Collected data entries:
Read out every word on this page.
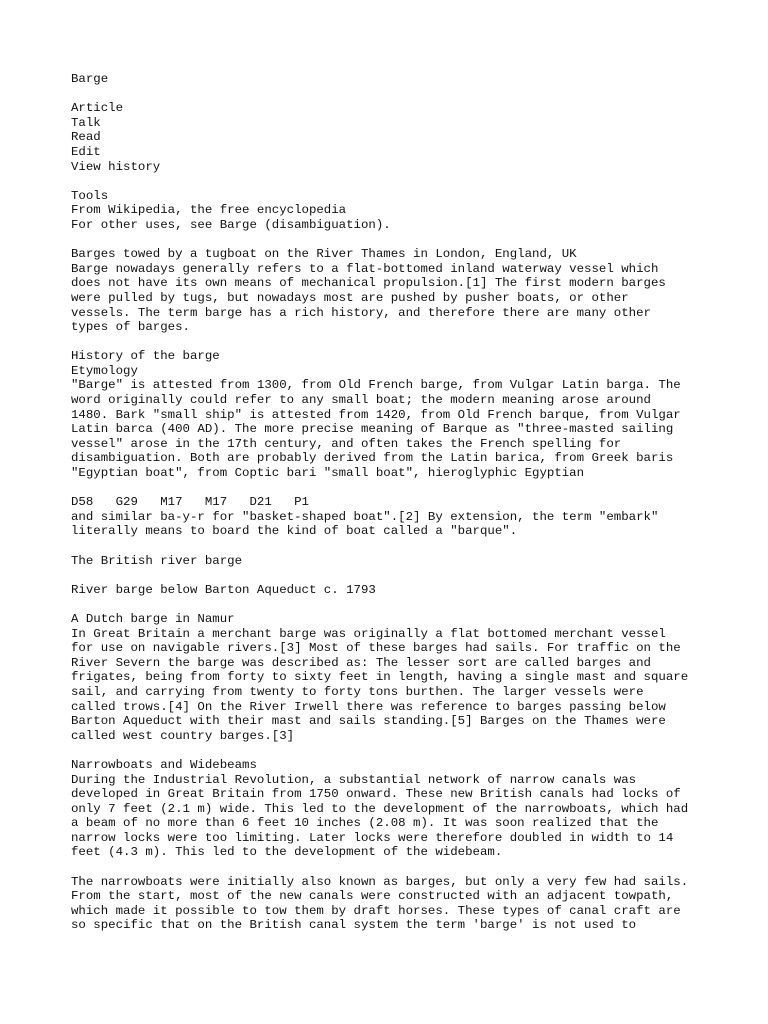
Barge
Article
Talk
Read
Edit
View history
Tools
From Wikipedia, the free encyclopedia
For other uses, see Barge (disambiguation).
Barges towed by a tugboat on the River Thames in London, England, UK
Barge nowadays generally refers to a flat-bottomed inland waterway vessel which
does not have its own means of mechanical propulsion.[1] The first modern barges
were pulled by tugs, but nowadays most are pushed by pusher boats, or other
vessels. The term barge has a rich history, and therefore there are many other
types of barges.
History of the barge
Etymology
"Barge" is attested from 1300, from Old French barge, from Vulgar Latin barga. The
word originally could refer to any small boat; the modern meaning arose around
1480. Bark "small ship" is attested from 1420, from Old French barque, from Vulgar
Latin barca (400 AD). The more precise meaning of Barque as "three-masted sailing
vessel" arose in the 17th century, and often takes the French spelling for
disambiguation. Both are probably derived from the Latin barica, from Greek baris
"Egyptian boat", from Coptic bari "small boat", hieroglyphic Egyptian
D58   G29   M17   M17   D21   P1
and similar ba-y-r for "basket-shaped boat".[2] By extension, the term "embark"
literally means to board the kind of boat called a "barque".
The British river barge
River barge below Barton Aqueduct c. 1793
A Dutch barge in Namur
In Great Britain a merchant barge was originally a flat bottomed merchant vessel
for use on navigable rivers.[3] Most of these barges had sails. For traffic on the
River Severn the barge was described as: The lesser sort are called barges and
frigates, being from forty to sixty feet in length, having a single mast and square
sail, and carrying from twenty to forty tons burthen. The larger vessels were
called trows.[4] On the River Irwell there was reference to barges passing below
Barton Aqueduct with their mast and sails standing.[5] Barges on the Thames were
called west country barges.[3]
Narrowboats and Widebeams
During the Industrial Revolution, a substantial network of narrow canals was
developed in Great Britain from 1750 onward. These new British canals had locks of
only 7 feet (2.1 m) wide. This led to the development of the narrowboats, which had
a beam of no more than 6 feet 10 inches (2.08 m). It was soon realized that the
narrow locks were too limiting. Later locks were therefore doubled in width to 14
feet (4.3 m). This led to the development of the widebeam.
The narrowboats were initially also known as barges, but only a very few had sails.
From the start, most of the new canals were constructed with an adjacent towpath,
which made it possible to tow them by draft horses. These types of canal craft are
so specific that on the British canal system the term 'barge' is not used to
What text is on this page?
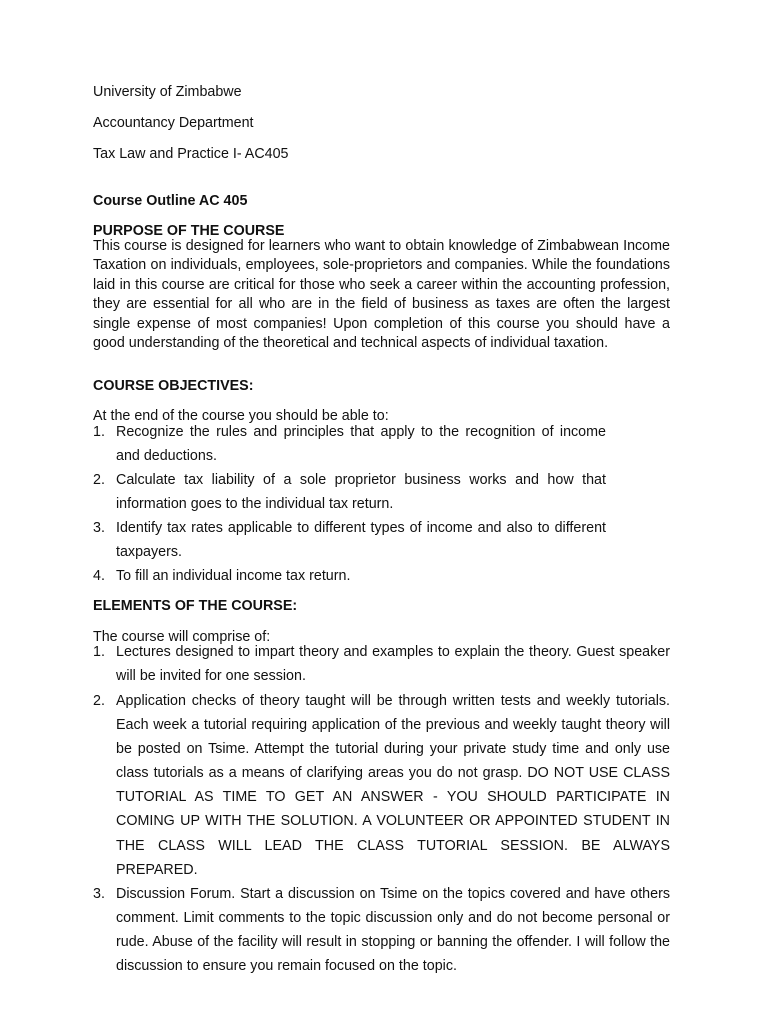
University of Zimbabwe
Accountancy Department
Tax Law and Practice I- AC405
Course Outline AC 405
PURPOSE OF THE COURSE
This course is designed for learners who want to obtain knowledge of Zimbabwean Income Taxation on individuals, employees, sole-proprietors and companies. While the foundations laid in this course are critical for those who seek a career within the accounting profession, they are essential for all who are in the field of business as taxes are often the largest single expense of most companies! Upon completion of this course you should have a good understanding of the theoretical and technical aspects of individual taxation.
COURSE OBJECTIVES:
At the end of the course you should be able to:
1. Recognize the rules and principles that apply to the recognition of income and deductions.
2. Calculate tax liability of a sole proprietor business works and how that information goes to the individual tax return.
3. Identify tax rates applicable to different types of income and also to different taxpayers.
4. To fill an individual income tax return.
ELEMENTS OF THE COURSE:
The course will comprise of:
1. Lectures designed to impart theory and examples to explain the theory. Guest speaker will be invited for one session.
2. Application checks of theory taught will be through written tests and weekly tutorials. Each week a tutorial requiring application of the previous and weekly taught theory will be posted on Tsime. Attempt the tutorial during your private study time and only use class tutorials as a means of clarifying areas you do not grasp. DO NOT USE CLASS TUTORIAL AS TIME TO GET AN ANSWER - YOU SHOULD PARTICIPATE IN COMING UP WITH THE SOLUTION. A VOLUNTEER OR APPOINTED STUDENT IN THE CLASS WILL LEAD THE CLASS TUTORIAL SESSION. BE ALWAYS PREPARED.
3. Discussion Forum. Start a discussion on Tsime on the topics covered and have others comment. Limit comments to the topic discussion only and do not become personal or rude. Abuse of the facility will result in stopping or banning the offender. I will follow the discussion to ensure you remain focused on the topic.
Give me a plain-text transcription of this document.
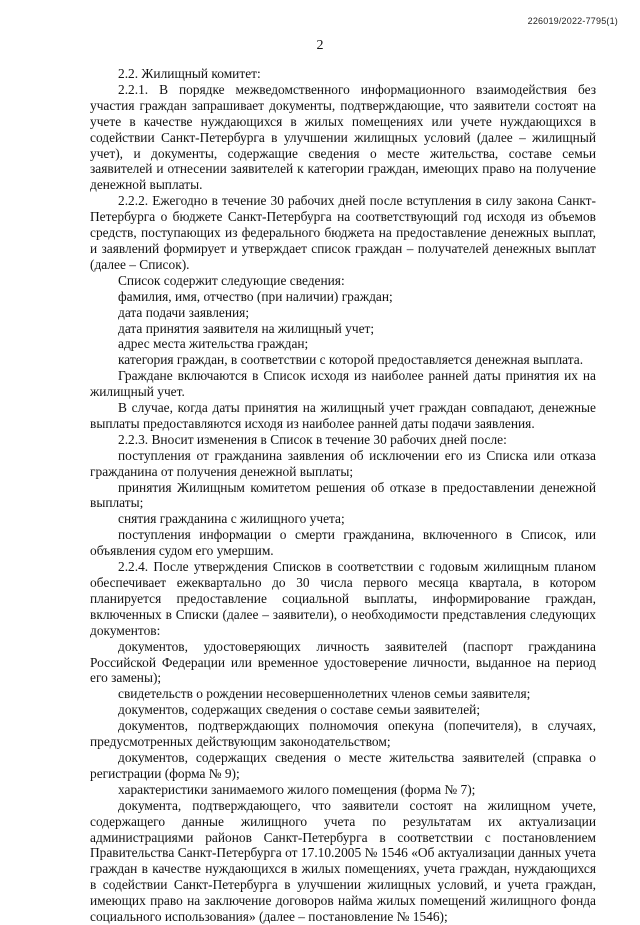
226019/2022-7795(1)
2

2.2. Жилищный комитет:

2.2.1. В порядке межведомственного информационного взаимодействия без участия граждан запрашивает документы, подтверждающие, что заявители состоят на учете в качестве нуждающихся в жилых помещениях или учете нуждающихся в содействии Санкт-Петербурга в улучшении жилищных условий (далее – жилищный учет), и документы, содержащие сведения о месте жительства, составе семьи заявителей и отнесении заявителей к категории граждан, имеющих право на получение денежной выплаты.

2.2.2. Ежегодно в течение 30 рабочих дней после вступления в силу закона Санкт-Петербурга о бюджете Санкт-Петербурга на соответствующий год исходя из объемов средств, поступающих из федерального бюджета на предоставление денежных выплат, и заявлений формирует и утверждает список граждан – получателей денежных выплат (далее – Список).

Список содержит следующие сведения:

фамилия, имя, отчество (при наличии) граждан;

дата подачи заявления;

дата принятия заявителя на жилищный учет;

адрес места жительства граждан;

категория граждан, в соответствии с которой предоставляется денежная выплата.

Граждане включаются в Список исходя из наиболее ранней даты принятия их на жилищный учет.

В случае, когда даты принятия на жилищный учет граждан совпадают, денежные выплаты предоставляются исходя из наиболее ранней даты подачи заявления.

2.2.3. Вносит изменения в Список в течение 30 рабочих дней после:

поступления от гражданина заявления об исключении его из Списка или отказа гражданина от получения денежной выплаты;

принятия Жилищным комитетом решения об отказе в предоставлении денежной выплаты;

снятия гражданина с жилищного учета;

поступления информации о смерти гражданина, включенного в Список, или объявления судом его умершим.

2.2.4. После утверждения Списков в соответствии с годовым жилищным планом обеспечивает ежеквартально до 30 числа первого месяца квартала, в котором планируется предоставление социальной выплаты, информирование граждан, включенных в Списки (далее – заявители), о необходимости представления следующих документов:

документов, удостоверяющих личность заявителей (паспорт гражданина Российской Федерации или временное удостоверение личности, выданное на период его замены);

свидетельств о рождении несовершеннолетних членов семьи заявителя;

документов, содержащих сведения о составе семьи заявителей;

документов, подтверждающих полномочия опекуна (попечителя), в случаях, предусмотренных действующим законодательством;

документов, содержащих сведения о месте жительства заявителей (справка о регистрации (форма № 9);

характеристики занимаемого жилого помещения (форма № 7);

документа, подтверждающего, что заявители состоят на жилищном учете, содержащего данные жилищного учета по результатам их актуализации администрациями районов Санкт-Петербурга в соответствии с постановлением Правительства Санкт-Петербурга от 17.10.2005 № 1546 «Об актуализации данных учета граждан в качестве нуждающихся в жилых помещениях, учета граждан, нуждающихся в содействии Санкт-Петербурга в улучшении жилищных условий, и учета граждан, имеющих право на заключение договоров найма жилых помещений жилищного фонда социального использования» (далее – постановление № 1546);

--

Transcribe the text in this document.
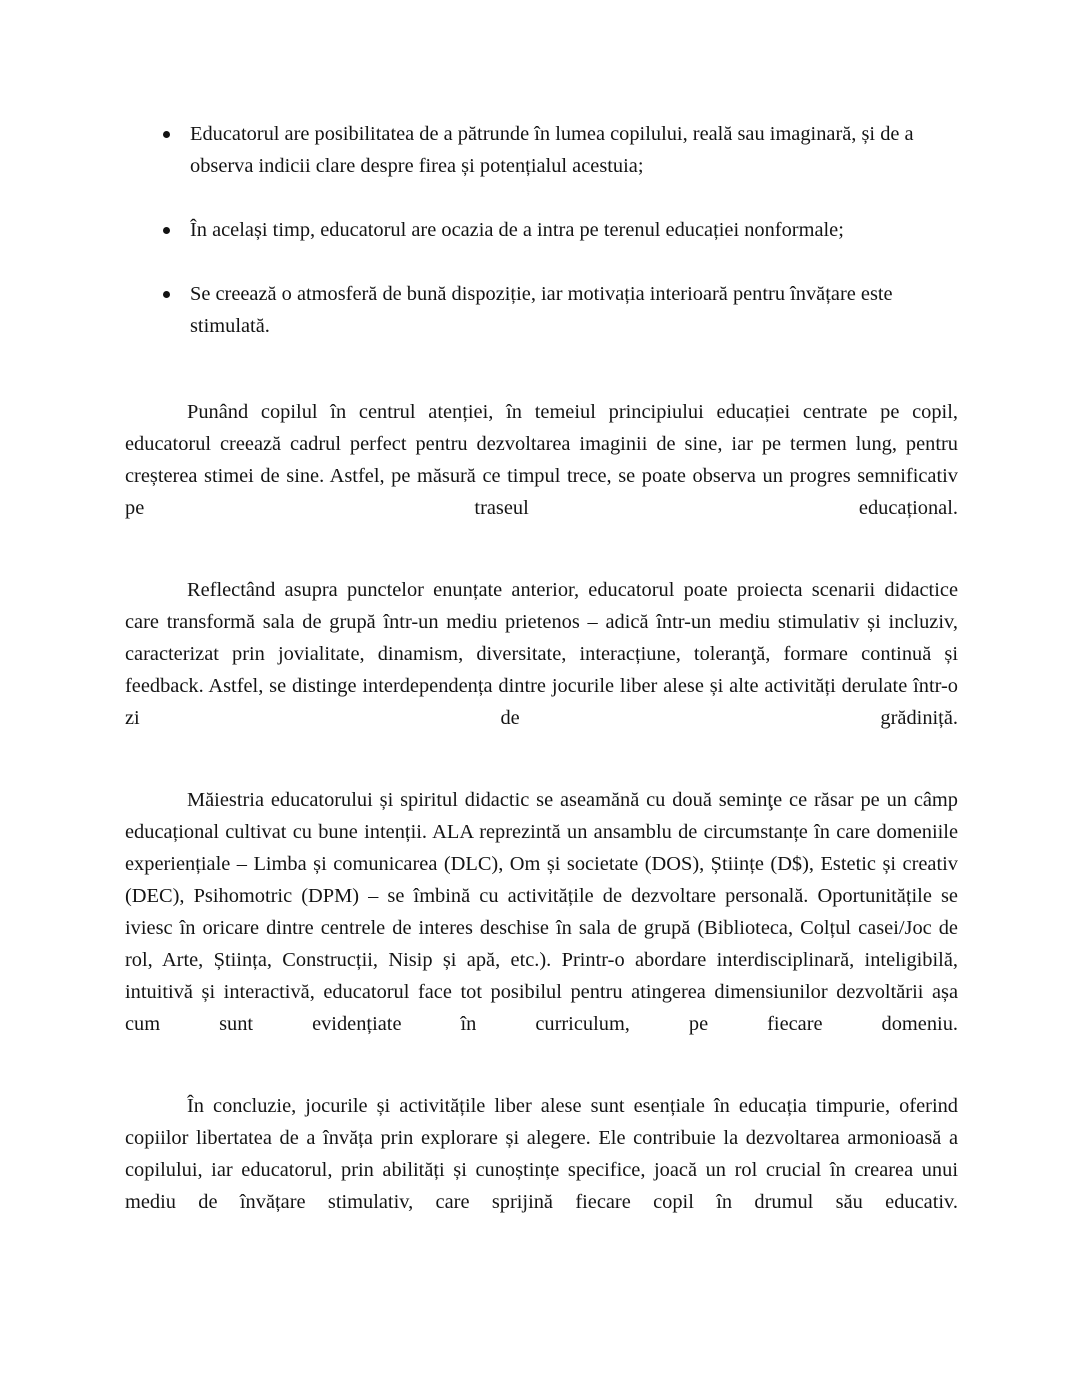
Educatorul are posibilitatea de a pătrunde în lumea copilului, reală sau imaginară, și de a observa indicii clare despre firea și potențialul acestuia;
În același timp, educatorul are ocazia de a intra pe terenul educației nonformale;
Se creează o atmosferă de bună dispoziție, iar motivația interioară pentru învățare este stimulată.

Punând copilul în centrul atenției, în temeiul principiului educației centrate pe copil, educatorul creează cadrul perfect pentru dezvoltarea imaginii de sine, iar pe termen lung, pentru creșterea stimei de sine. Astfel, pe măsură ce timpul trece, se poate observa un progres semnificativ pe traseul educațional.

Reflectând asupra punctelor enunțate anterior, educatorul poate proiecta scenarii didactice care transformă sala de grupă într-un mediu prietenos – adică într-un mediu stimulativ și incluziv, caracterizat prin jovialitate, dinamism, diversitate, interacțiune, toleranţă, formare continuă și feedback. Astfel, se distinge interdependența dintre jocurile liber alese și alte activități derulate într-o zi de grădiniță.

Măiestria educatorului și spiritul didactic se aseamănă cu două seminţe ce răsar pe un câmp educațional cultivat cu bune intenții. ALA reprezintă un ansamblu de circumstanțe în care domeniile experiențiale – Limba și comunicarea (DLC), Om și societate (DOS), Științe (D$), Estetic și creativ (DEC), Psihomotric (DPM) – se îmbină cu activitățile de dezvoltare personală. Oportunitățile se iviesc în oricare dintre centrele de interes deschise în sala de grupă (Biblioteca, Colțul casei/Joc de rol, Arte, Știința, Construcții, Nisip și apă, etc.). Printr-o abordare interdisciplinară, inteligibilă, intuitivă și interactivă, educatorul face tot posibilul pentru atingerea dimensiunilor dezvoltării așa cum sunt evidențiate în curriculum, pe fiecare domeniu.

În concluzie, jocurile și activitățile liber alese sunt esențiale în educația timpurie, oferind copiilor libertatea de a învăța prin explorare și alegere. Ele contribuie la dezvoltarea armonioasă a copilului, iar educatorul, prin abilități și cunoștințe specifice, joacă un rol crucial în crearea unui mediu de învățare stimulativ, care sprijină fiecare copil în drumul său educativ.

◆ Exercise task:
Single out each line of the records above with the string "page" in it, and copy it.

◆ Completed exercise:
Read out every word on this page.
What text is on this page?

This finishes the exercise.